══ MATERIAL FOR THE TASK

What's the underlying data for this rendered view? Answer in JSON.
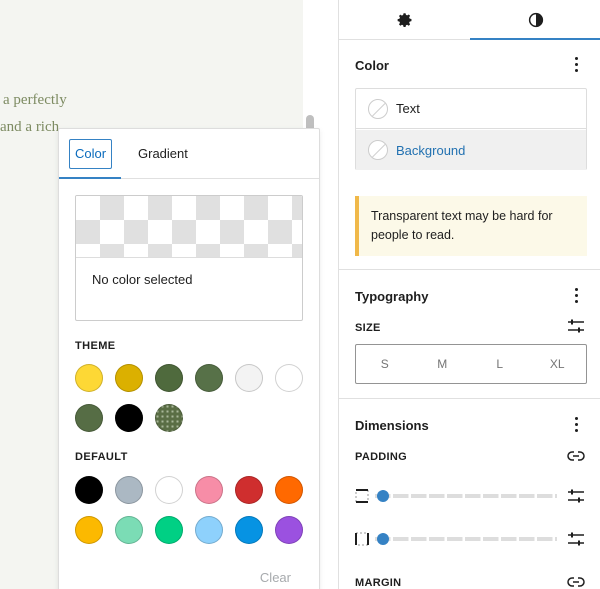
{
  "canvas": {
    "line1": "a perfectly",
    "line2": "and a rich"
  },
  "popover": {
    "tabs": [
      "Color",
      "Gradient"
    ],
    "preview_text": "No color selected",
    "theme_label": "THEME",
    "default_label": "DEFAULT",
    "clear_label": "Clear",
    "theme_colors": [
      "#fdd835",
      "#dbb000",
      "#4f6a3d",
      "#577148",
      "#f3f3f3",
      "#ffffff",
      "#566d45",
      "#000000",
      "pattern"
    ],
    "default_colors": [
      "#000000",
      "#abb8c3",
      "#ffffff",
      "#f78da7",
      "#cf2e2e",
      "#ff6900",
      "#fcb900",
      "#7bdcb5",
      "#00d084",
      "#8ed1fc",
      "#0693e3",
      "#9b51e0"
    ]
  },
  "sidebar": {
    "tabs": [
      "settings-icon",
      "styles-icon"
    ],
    "color": {
      "title": "Color",
      "items": [
        "Text",
        "Background"
      ],
      "notice": "Transparent text may be hard for people to read."
    },
    "typography": {
      "title": "Typography",
      "size_label": "SIZE",
      "sizes": [
        "S",
        "M",
        "L",
        "XL"
      ]
    },
    "dimensions": {
      "title": "Dimensions",
      "padding_label": "PADDING",
      "margin_label": "MARGIN"
    }
  },
  "colors": {
    "accent": "#3582c4",
    "link": "#2271b1",
    "notice_border": "#f0b849"
  }
}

════

# YOUR TASK
Each line of the data is to be duplicated exactly; pictures stay out of the copy.

# REPLY
What's the underlying data for this rendered view? Answer in JSON.
{
  "canvas": {
    "line1": "a perfectly",
    "line2": "and a rich"
  },
  "popover": {
    "tabs": [
      "Color",
      "Gradient"
    ],
    "preview_text": "No color selected",
    "theme_label": "THEME",
    "default_label": "DEFAULT",
    "clear_label": "Clear",
    "theme_colors": [
      "#fdd835",
      "#dbb000",
      "#4f6a3d",
      "#577148",
      "#f3f3f3",
      "#ffffff",
      "#566d45",
      "#000000",
      "pattern"
    ],
    "default_colors": [
      "#000000",
      "#abb8c3",
      "#ffffff",
      "#f78da7",
      "#cf2e2e",
      "#ff6900",
      "#fcb900",
      "#7bdcb5",
      "#00d084",
      "#8ed1fc",
      "#0693e3",
      "#9b51e0"
    ]
  },
  "sidebar": {
    "tabs": [
      "settings-icon",
      "styles-icon"
    ],
    "color": {
      "title": "Color",
      "items": [
        "Text",
        "Background"
      ],
      "notice": "Transparent text may be hard for people to read."
    },
    "typography": {
      "title": "Typography",
      "size_label": "SIZE",
      "sizes": [
        "S",
        "M",
        "L",
        "XL"
      ]
    },
    "dimensions": {
      "title": "Dimensions",
      "padding_label": "PADDING",
      "margin_label": "MARGIN"
    }
  },
  "colors": {
    "accent": "#3582c4",
    "link": "#2271b1",
    "notice_border": "#f0b849"
  }
}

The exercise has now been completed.